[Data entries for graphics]

[start]

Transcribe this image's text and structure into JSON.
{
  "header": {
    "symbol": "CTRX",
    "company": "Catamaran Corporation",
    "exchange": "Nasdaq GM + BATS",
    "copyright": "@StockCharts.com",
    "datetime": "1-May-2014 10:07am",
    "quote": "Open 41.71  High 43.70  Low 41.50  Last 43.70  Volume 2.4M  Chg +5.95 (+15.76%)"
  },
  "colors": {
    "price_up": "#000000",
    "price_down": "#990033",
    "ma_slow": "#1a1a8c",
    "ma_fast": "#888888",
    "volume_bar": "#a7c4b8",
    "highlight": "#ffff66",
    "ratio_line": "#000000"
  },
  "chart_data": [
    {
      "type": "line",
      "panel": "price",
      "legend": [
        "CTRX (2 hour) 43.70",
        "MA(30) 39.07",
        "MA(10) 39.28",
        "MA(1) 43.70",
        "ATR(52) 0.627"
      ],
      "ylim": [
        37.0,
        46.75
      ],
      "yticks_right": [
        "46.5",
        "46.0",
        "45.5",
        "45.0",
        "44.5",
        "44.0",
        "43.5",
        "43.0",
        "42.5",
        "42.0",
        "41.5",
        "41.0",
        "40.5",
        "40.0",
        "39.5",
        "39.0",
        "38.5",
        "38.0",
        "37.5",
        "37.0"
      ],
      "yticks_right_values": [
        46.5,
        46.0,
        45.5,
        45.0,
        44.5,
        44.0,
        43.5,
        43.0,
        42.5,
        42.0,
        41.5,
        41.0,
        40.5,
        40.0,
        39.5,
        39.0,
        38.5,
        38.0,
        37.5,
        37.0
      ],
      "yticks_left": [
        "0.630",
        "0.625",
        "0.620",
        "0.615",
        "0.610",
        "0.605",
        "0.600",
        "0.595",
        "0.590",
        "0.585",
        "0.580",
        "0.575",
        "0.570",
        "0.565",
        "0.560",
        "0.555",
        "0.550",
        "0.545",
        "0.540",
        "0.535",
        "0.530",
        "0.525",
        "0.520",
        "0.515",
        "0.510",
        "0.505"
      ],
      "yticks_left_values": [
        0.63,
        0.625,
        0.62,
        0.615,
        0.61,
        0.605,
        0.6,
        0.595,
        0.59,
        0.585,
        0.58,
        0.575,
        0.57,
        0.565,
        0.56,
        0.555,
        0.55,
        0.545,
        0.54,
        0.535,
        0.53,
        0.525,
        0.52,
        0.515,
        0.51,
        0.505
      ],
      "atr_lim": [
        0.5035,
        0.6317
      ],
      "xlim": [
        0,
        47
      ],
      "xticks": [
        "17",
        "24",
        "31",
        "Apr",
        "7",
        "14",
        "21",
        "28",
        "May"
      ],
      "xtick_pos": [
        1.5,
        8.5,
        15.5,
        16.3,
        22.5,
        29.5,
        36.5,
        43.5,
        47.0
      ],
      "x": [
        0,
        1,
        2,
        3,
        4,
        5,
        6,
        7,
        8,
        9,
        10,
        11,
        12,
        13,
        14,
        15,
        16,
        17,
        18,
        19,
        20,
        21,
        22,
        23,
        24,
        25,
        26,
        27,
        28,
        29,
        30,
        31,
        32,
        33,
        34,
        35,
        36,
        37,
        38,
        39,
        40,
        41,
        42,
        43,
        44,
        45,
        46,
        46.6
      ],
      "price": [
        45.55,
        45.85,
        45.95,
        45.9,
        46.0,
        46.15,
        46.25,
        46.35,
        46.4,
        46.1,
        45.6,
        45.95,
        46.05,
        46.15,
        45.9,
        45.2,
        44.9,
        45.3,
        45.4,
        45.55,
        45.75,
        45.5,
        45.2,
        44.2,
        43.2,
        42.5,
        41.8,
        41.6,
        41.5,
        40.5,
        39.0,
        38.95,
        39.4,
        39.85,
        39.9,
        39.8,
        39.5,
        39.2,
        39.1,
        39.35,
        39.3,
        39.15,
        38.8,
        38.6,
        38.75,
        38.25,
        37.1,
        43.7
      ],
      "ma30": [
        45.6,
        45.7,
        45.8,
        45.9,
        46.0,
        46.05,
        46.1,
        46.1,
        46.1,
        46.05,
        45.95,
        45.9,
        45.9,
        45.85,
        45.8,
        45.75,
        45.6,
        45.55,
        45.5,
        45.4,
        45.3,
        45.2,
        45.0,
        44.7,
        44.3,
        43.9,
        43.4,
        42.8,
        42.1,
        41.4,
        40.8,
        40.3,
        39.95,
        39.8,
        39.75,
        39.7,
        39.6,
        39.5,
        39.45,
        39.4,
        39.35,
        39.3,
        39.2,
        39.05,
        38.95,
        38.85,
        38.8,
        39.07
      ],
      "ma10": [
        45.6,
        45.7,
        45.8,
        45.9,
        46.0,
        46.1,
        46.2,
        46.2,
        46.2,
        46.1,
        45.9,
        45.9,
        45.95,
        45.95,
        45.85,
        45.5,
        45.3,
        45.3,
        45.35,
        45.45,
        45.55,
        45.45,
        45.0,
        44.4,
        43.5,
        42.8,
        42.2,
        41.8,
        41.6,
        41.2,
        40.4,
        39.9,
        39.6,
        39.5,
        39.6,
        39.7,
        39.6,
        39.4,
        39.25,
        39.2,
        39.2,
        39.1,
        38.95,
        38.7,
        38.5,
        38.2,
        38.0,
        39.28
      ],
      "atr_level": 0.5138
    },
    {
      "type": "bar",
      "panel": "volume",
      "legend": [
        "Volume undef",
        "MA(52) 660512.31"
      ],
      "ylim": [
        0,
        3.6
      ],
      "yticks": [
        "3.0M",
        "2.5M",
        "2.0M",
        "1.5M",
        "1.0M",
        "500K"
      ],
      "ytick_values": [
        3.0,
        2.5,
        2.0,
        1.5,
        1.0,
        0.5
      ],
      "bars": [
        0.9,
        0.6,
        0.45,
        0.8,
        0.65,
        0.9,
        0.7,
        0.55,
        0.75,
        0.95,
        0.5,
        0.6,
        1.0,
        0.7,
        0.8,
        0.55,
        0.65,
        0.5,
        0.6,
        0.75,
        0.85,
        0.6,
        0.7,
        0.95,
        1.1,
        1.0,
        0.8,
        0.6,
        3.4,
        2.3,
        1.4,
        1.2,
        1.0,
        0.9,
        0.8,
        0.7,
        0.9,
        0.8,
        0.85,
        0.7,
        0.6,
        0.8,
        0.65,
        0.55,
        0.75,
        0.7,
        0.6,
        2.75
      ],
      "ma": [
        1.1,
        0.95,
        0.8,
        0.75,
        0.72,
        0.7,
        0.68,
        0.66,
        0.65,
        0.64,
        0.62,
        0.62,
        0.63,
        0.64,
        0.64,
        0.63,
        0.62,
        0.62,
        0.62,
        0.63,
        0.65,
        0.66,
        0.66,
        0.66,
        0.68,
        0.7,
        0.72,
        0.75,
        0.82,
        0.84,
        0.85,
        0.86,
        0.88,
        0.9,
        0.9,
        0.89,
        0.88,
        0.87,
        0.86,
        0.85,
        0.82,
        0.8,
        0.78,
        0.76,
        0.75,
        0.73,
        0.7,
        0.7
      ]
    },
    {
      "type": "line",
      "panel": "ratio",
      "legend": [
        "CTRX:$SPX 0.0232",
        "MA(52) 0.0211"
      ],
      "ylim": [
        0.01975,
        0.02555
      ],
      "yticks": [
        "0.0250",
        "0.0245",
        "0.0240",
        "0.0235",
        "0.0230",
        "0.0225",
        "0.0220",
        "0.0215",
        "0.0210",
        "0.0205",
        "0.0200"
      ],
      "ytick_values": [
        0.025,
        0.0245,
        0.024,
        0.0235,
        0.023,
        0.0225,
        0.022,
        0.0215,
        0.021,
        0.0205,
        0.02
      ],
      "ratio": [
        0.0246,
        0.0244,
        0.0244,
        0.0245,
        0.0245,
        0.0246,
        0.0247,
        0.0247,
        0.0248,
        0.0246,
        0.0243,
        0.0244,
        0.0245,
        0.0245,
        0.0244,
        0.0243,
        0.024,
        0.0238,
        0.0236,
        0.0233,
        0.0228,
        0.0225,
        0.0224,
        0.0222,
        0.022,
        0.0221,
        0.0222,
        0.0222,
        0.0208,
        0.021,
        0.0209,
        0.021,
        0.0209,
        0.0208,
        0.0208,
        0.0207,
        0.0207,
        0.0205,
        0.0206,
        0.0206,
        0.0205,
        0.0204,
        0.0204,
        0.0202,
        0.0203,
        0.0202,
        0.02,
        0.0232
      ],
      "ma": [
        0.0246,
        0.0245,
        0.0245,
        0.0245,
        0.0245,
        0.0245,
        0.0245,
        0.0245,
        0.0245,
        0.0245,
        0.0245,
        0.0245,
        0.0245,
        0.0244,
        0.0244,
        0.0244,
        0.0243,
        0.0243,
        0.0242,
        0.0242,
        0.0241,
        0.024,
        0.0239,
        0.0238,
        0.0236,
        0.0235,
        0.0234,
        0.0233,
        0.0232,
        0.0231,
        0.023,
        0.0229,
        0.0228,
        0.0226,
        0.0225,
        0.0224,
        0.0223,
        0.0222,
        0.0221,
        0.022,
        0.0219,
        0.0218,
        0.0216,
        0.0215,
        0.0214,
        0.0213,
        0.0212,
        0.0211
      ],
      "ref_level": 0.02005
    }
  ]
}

[end]

→ **What to work on**
Show every line above in which the word "panel" occurs.

→ **Solution**
      "panel": "price",
      "panel": "volume",
      "panel": "ratio",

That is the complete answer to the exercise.